(Stored items from a collection)
start

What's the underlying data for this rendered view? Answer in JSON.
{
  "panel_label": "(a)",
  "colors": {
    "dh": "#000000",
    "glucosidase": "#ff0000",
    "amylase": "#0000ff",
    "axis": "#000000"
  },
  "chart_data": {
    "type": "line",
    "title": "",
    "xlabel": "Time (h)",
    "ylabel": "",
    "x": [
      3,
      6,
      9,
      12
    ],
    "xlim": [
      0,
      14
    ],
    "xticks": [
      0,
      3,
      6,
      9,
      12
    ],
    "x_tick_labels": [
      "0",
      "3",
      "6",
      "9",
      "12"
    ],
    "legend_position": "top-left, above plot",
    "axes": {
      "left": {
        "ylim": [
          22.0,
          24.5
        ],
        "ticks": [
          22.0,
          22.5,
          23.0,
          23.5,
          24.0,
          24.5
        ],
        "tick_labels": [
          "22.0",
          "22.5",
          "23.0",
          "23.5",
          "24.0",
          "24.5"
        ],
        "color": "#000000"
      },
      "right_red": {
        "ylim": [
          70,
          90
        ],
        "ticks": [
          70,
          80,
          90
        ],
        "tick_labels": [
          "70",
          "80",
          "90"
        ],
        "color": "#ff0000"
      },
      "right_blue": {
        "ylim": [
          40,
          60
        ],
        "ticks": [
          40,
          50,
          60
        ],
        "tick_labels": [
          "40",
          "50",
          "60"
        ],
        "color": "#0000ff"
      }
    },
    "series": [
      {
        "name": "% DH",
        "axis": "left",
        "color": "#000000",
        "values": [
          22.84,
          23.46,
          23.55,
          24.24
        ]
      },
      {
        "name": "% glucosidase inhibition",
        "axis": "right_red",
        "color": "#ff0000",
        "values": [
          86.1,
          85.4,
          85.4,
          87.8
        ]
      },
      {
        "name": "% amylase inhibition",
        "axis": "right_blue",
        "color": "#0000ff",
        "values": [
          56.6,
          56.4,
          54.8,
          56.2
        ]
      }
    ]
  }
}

end

### BRIEF
State the number of lines in the records that contain the string "left", and nothing more.

### SOLUTION FOR THIS PROBLEM
3